Work instructions ::
Copy the lines below word for word, leaving out the pictures.

##### Records provided

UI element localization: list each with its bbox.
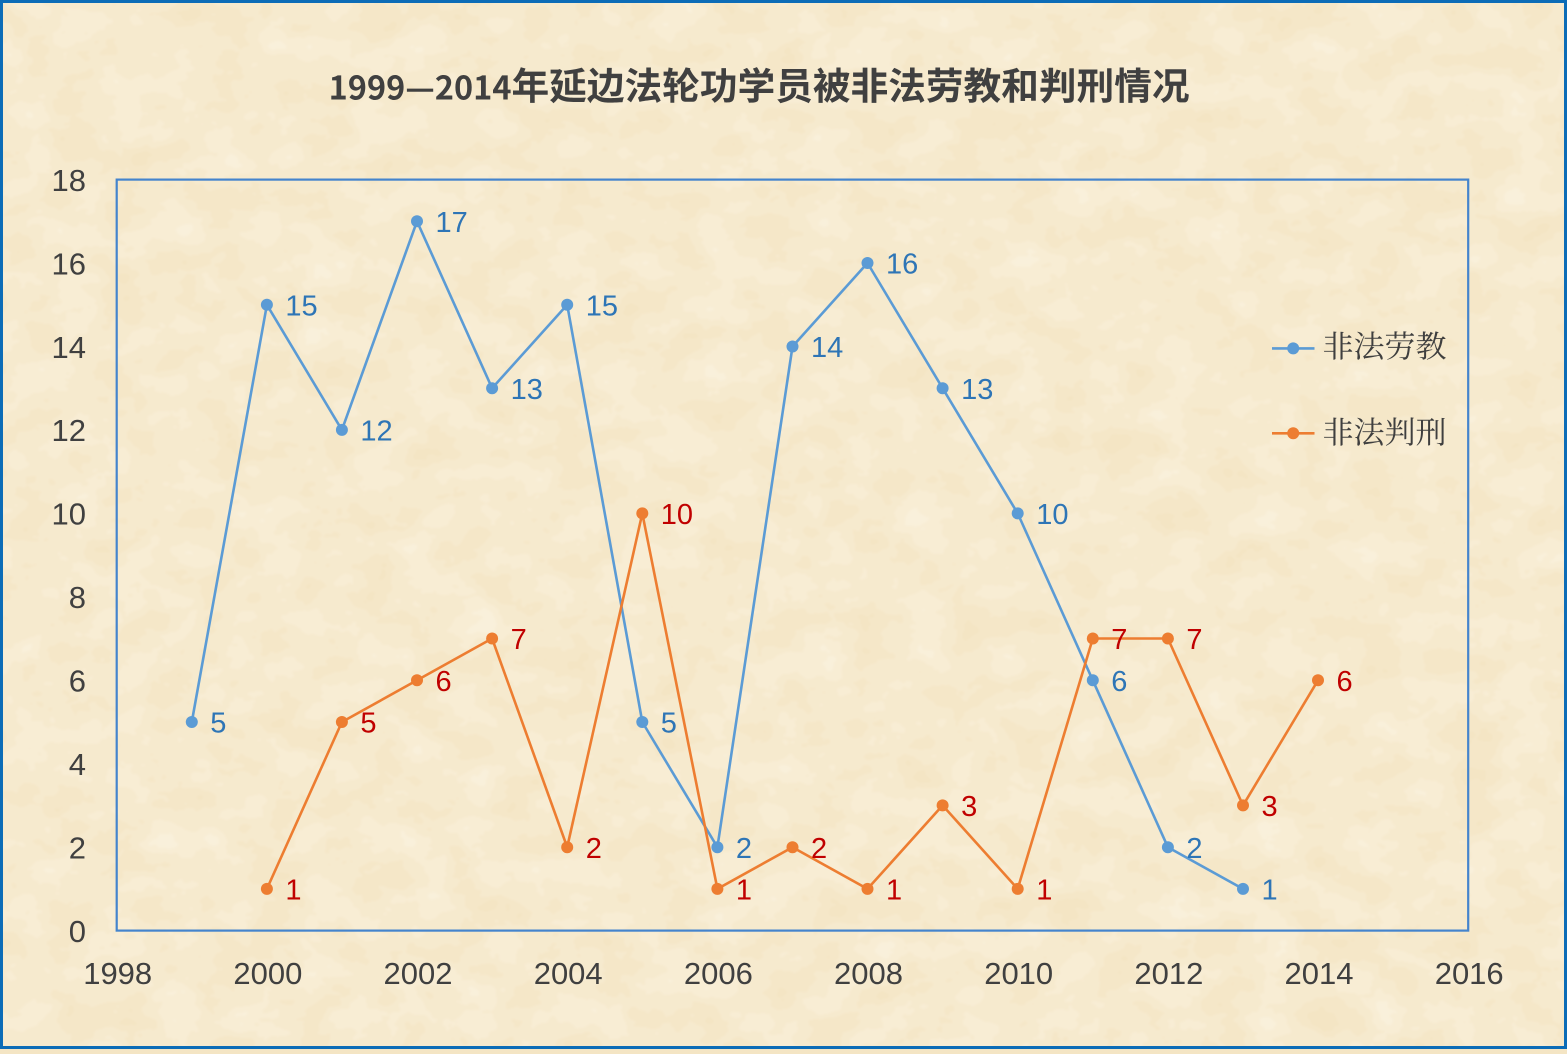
svg-text:6: 6	[69, 664, 86, 699]
svg-text:5: 5	[210, 708, 226, 740]
svg-text:2010: 2010	[984, 956, 1053, 991]
svg-text:10: 10	[661, 499, 693, 531]
svg-text:13: 13	[511, 374, 543, 406]
svg-text:8: 8	[69, 580, 86, 615]
svg-text:3: 3	[1262, 791, 1278, 823]
svg-text:1: 1	[1036, 875, 1052, 907]
svg-text:1: 1	[1262, 875, 1278, 907]
svg-text:2004: 2004	[534, 956, 603, 991]
svg-text:17: 17	[436, 207, 468, 239]
svg-text:1: 1	[285, 875, 301, 907]
svg-text:7: 7	[1186, 624, 1202, 656]
svg-text:10: 10	[52, 497, 86, 532]
svg-text:2: 2	[586, 833, 602, 865]
svg-text:6: 6	[436, 666, 452, 698]
svg-text:1: 1	[736, 875, 752, 907]
svg-text:3: 3	[961, 791, 977, 823]
svg-text:7: 7	[511, 624, 527, 656]
svg-text:2002: 2002	[384, 956, 453, 991]
svg-text:14: 14	[52, 330, 86, 365]
svg-text:1998: 1998	[83, 956, 152, 991]
svg-text:2014: 2014	[1285, 956, 1354, 991]
svg-text:15: 15	[586, 290, 618, 322]
svg-text:14: 14	[811, 332, 843, 364]
svg-text:2000: 2000	[233, 956, 302, 991]
svg-text:5: 5	[360, 708, 376, 740]
svg-text:2: 2	[811, 833, 827, 865]
svg-text:13: 13	[961, 374, 993, 406]
svg-text:12: 12	[360, 416, 392, 448]
svg-text:16: 16	[52, 246, 86, 281]
svg-text:7: 7	[1111, 624, 1127, 656]
svg-text:2008: 2008	[834, 956, 903, 991]
svg-text:2: 2	[1186, 833, 1202, 865]
svg-text:12: 12	[52, 413, 86, 448]
svg-text:16: 16	[886, 249, 918, 281]
svg-text:5: 5	[661, 708, 677, 740]
svg-text:2006: 2006	[684, 956, 753, 991]
svg-text:2016: 2016	[1435, 956, 1504, 991]
svg-text:6: 6	[1111, 666, 1127, 698]
svg-text:4: 4	[69, 747, 86, 782]
svg-text:6: 6	[1337, 666, 1353, 698]
svg-text:18: 18	[52, 163, 86, 198]
svg-text:15: 15	[285, 290, 317, 322]
svg-text:2: 2	[736, 833, 752, 865]
svg-text:10: 10	[1036, 499, 1068, 531]
svg-text:0: 0	[69, 914, 86, 949]
svg-text:2012: 2012	[1134, 956, 1203, 991]
svg-text:1: 1	[886, 875, 902, 907]
svg-text:2: 2	[69, 831, 86, 866]
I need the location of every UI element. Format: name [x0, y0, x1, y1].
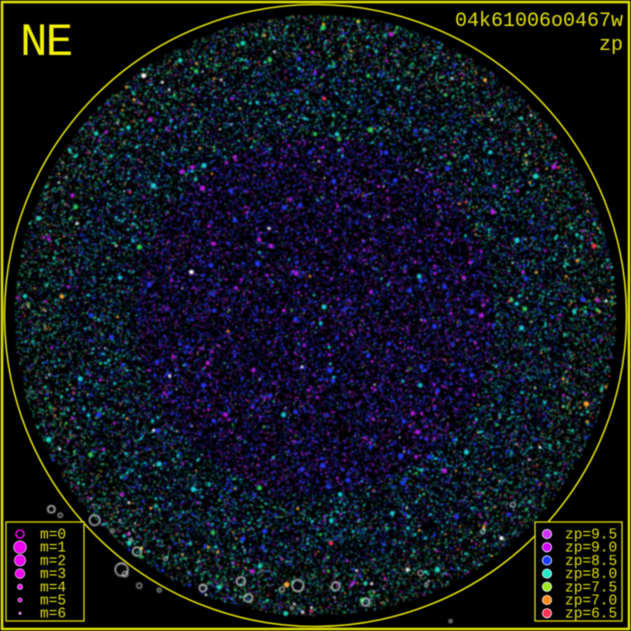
svg-text:04k61006o0467w: 04k61006o0467w	[455, 10, 623, 33]
svg-text:zp=6.5: zp=6.5	[565, 607, 617, 623]
svg-text:zp: zp	[599, 34, 623, 57]
svg-text:NE: NE	[20, 17, 72, 69]
svg-text:m=6: m=6	[40, 607, 66, 623]
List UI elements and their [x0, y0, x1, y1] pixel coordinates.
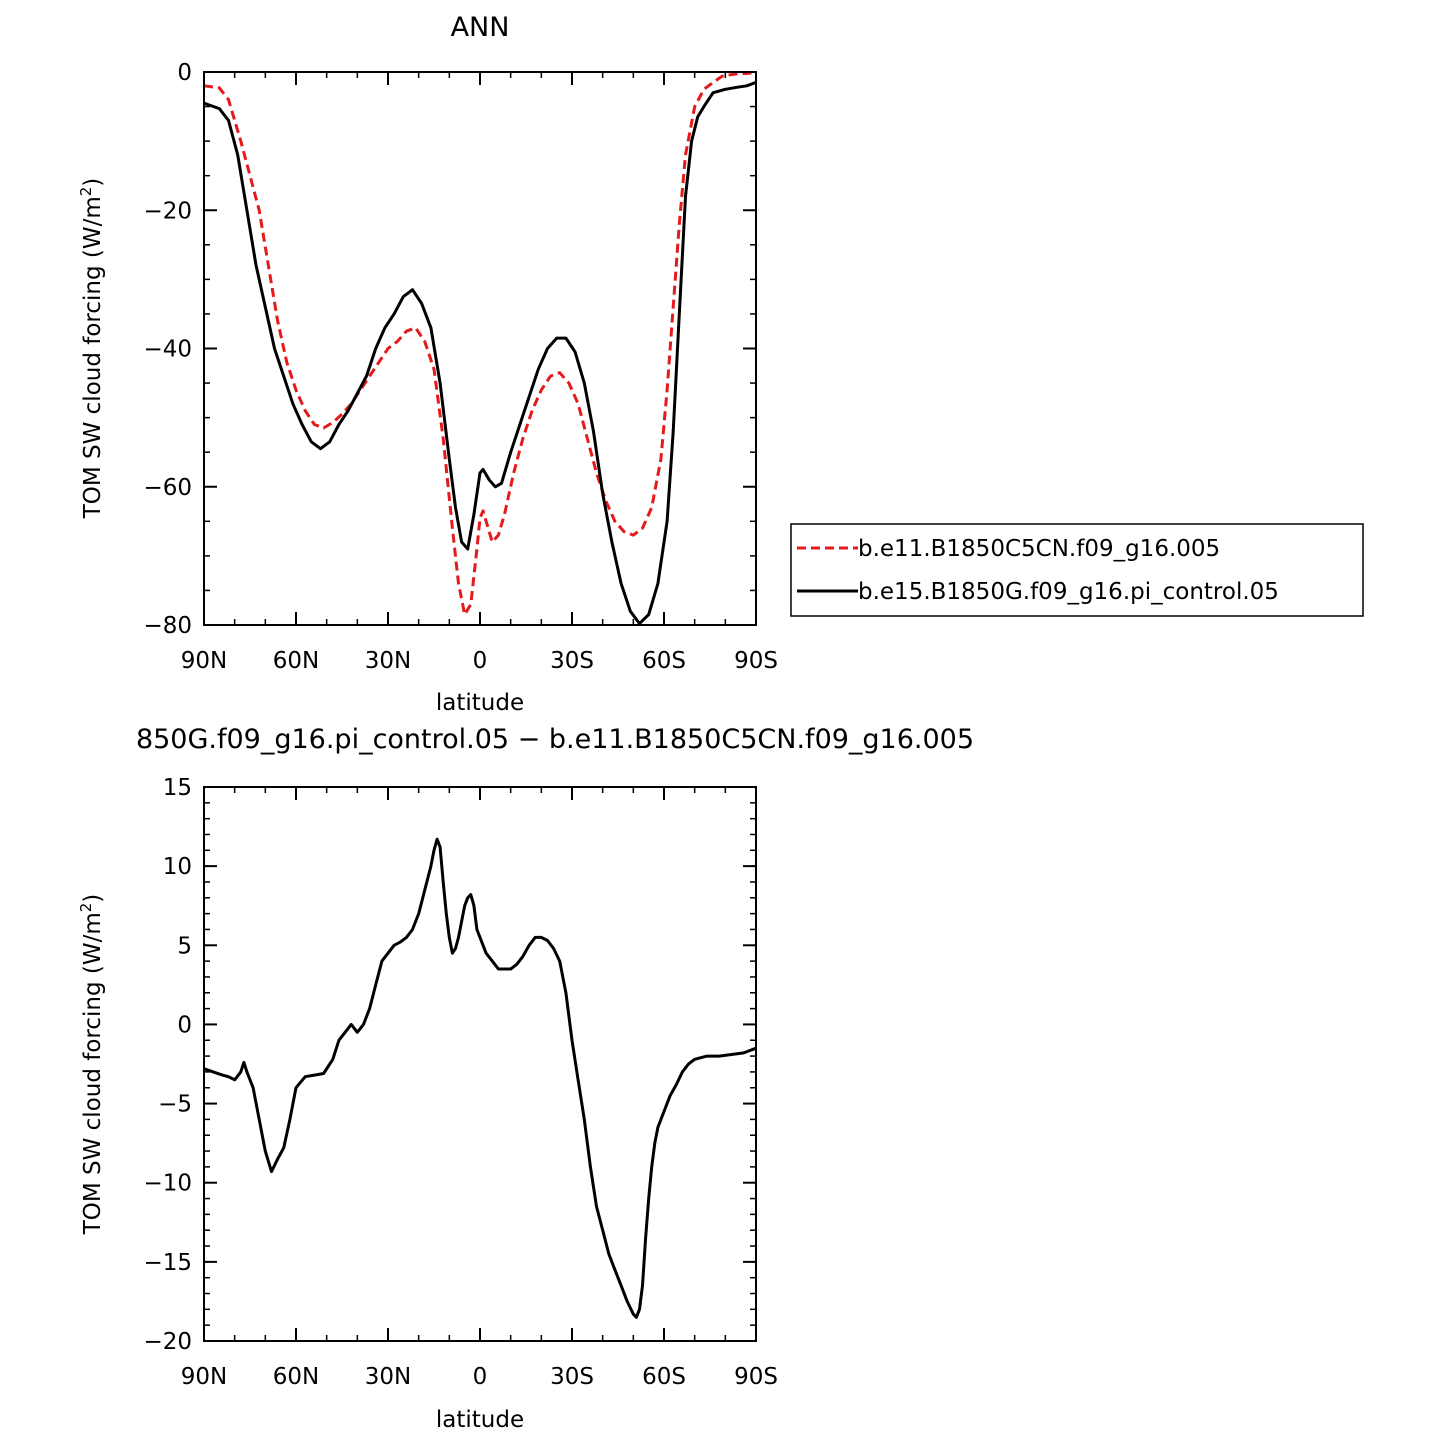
- y-tick-label: 0: [177, 60, 192, 86]
- bottom-panel-series: [203, 837, 757, 1319]
- y-tick-label: −5: [158, 1092, 192, 1118]
- top-ylabel-close: ): [80, 178, 106, 187]
- top-panel-ylabel: TOM SW cloud forcing (W/m2): [77, 178, 106, 520]
- x-tick-label: 90N: [181, 648, 227, 674]
- y-tick-label: 0: [177, 1012, 192, 1038]
- y-tick-label: 10: [163, 854, 192, 880]
- legend: b.e11.B1850C5CN.f09_g16.005 b.e15.B1850G…: [790, 523, 1364, 617]
- y-tick-label: −40: [143, 337, 192, 363]
- x-tick-label: 30N: [365, 648, 411, 674]
- y-tick-label: 5: [177, 933, 192, 959]
- y-tick-label: −10: [143, 1171, 192, 1197]
- x-tick-label: 60S: [642, 1364, 686, 1390]
- y-tick-label: −15: [143, 1250, 192, 1276]
- bottom-ylabel-main: TOM SW cloud forcing (W/m: [80, 912, 106, 1235]
- bottom-ylabel-close: ): [80, 894, 106, 903]
- x-tick-label: 90N: [181, 1364, 227, 1390]
- x-tick-label: 90S: [734, 1364, 778, 1390]
- top-ylabel-sup: 2: [77, 187, 95, 197]
- series-line-0: [203, 71, 757, 617]
- y-tick-label: −20: [143, 1329, 192, 1355]
- bottom-panel-ticks: [203, 786, 757, 1342]
- y-tick-label: −20: [143, 198, 192, 224]
- x-tick-label: 60S: [642, 648, 686, 674]
- x-tick-label: 30S: [550, 648, 594, 674]
- series-line-1: [203, 80, 757, 626]
- top-panel: ANN 90N 60N 30N 0 30S 60S 90S 0 −20 −40 −60 −80 lat…: [77, 12, 1364, 716]
- bottom-panel-frame: [203, 786, 757, 1342]
- bottom-ylabel-sup: 2: [77, 903, 95, 913]
- x-tick-label: 60N: [273, 648, 319, 674]
- legend-box: [790, 523, 1364, 617]
- bottom-panel: 850G.f09_g16.pi_control.05 − b.e11.B1850…: [77, 724, 974, 1433]
- x-tick-label: 0: [473, 1364, 488, 1390]
- x-tick-label: 60N: [273, 1364, 319, 1390]
- y-tick-label: −80: [143, 613, 192, 639]
- legend-label-1: b.e15.B1850G.f09_g16.pi_control.05: [858, 579, 1279, 605]
- bottom-panel-title: 850G.f09_g16.pi_control.05 − b.e11.B1850…: [136, 724, 974, 755]
- top-panel-frame: [203, 71, 757, 626]
- x-tick-label: 90S: [734, 648, 778, 674]
- top-panel-xlabel: latitude: [436, 690, 524, 716]
- y-tick-label: 15: [163, 775, 192, 801]
- y-tick-label: −60: [143, 475, 192, 501]
- bottom-panel-xlabel: latitude: [436, 1407, 524, 1433]
- x-tick-label: 30S: [550, 1364, 594, 1390]
- top-panel-ticks: [203, 71, 757, 626]
- bottom-panel-tick-labels: 90N 60N 30N 0 30S 60S 90S 15 10 5 0 −5 −10 −15 −20: [143, 775, 777, 1390]
- top-panel-title: ANN: [451, 12, 510, 43]
- series-line-0: [203, 837, 757, 1319]
- top-panel-series: [203, 71, 757, 626]
- legend-label-0: b.e11.B1850C5CN.f09_g16.005: [858, 536, 1220, 562]
- top-panel-tick-labels: 90N 60N 30N 0 30S 60S 90S 0 −20 −40 −60 −80: [143, 60, 777, 674]
- x-tick-label: 30N: [365, 1364, 411, 1390]
- top-ylabel-main: TOM SW cloud forcing (W/m: [80, 196, 106, 519]
- x-tick-label: 0: [473, 648, 488, 674]
- bottom-panel-ylabel: TOM SW cloud forcing (W/m2): [77, 894, 106, 1236]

##########

Written response ::
UI element localization: list each with its bbox.
svg-text:6: 6	[69, 664, 86, 699]
svg-text:5: 5	[210, 708, 226, 740]
svg-text:2010: 2010	[984, 956, 1053, 991]
svg-text:10: 10	[661, 499, 693, 531]
svg-text:13: 13	[511, 374, 543, 406]
svg-text:8: 8	[69, 580, 86, 615]
svg-text:3: 3	[1262, 791, 1278, 823]
svg-text:1: 1	[1036, 875, 1052, 907]
svg-text:1: 1	[1262, 875, 1278, 907]
svg-text:2004: 2004	[534, 956, 603, 991]
svg-text:17: 17	[436, 207, 468, 239]
svg-text:1: 1	[285, 875, 301, 907]
svg-text:7: 7	[1186, 624, 1202, 656]
svg-text:10: 10	[52, 497, 86, 532]
svg-text:2: 2	[586, 833, 602, 865]
svg-text:6: 6	[436, 666, 452, 698]
svg-text:1: 1	[736, 875, 752, 907]
svg-text:3: 3	[961, 791, 977, 823]
svg-text:7: 7	[511, 624, 527, 656]
svg-text:2002: 2002	[384, 956, 453, 991]
svg-text:14: 14	[52, 330, 86, 365]
svg-text:1998: 1998	[83, 956, 152, 991]
svg-text:2014: 2014	[1285, 956, 1354, 991]
svg-text:15: 15	[586, 290, 618, 322]
svg-text:14: 14	[811, 332, 843, 364]
svg-text:2000: 2000	[233, 956, 302, 991]
svg-text:5: 5	[360, 708, 376, 740]
svg-text:2: 2	[811, 833, 827, 865]
svg-text:13: 13	[961, 374, 993, 406]
svg-text:12: 12	[360, 416, 392, 448]
svg-text:16: 16	[52, 246, 86, 281]
svg-text:7: 7	[1111, 624, 1127, 656]
svg-text:2008: 2008	[834, 956, 903, 991]
svg-text:2: 2	[1186, 833, 1202, 865]
svg-text:12: 12	[52, 413, 86, 448]
svg-text:16: 16	[886, 249, 918, 281]
svg-text:5: 5	[661, 708, 677, 740]
svg-text:2006: 2006	[684, 956, 753, 991]
svg-text:2016: 2016	[1435, 956, 1504, 991]
svg-text:6: 6	[1111, 666, 1127, 698]
svg-text:4: 4	[69, 747, 86, 782]
svg-text:6: 6	[1337, 666, 1353, 698]
svg-text:18: 18	[52, 163, 86, 198]
svg-text:15: 15	[285, 290, 317, 322]
svg-text:2: 2	[736, 833, 752, 865]
svg-text:10: 10	[1036, 499, 1068, 531]
svg-text:0: 0	[69, 914, 86, 949]
svg-text:2012: 2012	[1134, 956, 1203, 991]
svg-text:1: 1	[886, 875, 902, 907]
svg-text:2: 2	[69, 831, 86, 866]
I need the location of every UI element. Format: name [x0, y0, x1, y1].
svg-text:04k61006o0467w: 04k61006o0467w	[455, 10, 623, 33]
svg-text:zp=6.5: zp=6.5	[565, 607, 617, 623]
svg-text:zp: zp	[599, 34, 623, 57]
svg-text:NE: NE	[20, 17, 72, 69]
svg-text:m=6: m=6	[40, 607, 66, 623]
List UI elements and their [x0, y0, x1, y1] pixel coordinates.
- y-tick-label: 0: [177, 60, 192, 86]
- bottom-panel-series: [203, 837, 757, 1319]
- y-tick-label: −5: [158, 1092, 192, 1118]
- top-ylabel-close: ): [80, 178, 106, 187]
- top-panel-ylabel: TOM SW cloud forcing (W/m2): [77, 178, 106, 520]
- x-tick-label: 90N: [181, 648, 227, 674]
- y-tick-label: 0: [177, 1012, 192, 1038]
- y-tick-label: 10: [163, 854, 192, 880]
- legend: b.e11.B1850C5CN.f09_g16.005 b.e15.B1850G…: [790, 523, 1364, 617]
- y-tick-label: −40: [143, 337, 192, 363]
- x-tick-label: 30N: [365, 648, 411, 674]
- y-tick-label: 5: [177, 933, 192, 959]
- y-tick-label: −10: [143, 1171, 192, 1197]
- x-tick-label: 60S: [642, 1364, 686, 1390]
- y-tick-label: −15: [143, 1250, 192, 1276]
- bottom-ylabel-main: TOM SW cloud forcing (W/m: [80, 912, 106, 1235]
- bottom-ylabel-close: ): [80, 894, 106, 903]
- x-tick-label: 90N: [181, 1364, 227, 1390]
- x-tick-label: 90S: [734, 1364, 778, 1390]
- top-ylabel-sup: 2: [77, 187, 95, 197]
- series-line-0: [203, 71, 757, 617]
- y-tick-label: −20: [143, 1329, 192, 1355]
- bottom-panel-ticks: [203, 786, 757, 1342]
- y-tick-label: −20: [143, 198, 192, 224]
- x-tick-label: 60S: [642, 648, 686, 674]
- x-tick-label: 30S: [550, 648, 594, 674]
- series-line-1: [203, 80, 757, 626]
- top-panel: ANN 90N 60N 30N 0 30S 60S 90S 0 −20 −40 −60 −80 lat…: [77, 12, 1364, 716]
- bottom-panel-frame: [203, 786, 757, 1342]
- bottom-ylabel-sup: 2: [77, 903, 95, 913]
- x-tick-label: 60N: [273, 648, 319, 674]
- legend-box: [790, 523, 1364, 617]
- bottom-panel: 850G.f09_g16.pi_control.05 − b.e11.B1850…: [77, 724, 974, 1433]
- x-tick-label: 0: [473, 1364, 488, 1390]
- x-tick-label: 60N: [273, 1364, 319, 1390]
- y-tick-label: −80: [143, 613, 192, 639]
- legend-label-1: b.e15.B1850G.f09_g16.pi_control.05: [858, 579, 1279, 605]
- bottom-panel-title: 850G.f09_g16.pi_control.05 − b.e11.B1850…: [136, 724, 974, 755]
- top-panel-frame: [203, 71, 757, 626]
- x-tick-label: 90S: [734, 648, 778, 674]
- top-panel-xlabel: latitude: [436, 690, 524, 716]
- y-tick-label: 15: [163, 775, 192, 801]
- y-tick-label: −60: [143, 475, 192, 501]
- bottom-panel-xlabel: latitude: [436, 1407, 524, 1433]
- x-tick-label: 30S: [550, 1364, 594, 1390]
- top-panel-ticks: [203, 71, 757, 626]
- bottom-panel-tick-labels: 90N 60N 30N 0 30S 60S 90S 15 10 5 0 −5 −10 −15 −20: [143, 775, 777, 1390]
- top-panel-title: ANN: [451, 12, 510, 43]
- series-line-0: [203, 837, 757, 1319]
- top-panel-series: [203, 71, 757, 626]
- legend-label-0: b.e11.B1850C5CN.f09_g16.005: [858, 536, 1220, 562]
- top-panel-tick-labels: 90N 60N 30N 0 30S 60S 90S 0 −20 −40 −60 −80: [143, 60, 777, 674]
- x-tick-label: 30N: [365, 1364, 411, 1390]
- top-ylabel-main: TOM SW cloud forcing (W/m: [80, 196, 106, 519]
- x-tick-label: 0: [473, 648, 488, 674]
- bottom-panel-ylabel: TOM SW cloud forcing (W/m2): [77, 894, 106, 1236]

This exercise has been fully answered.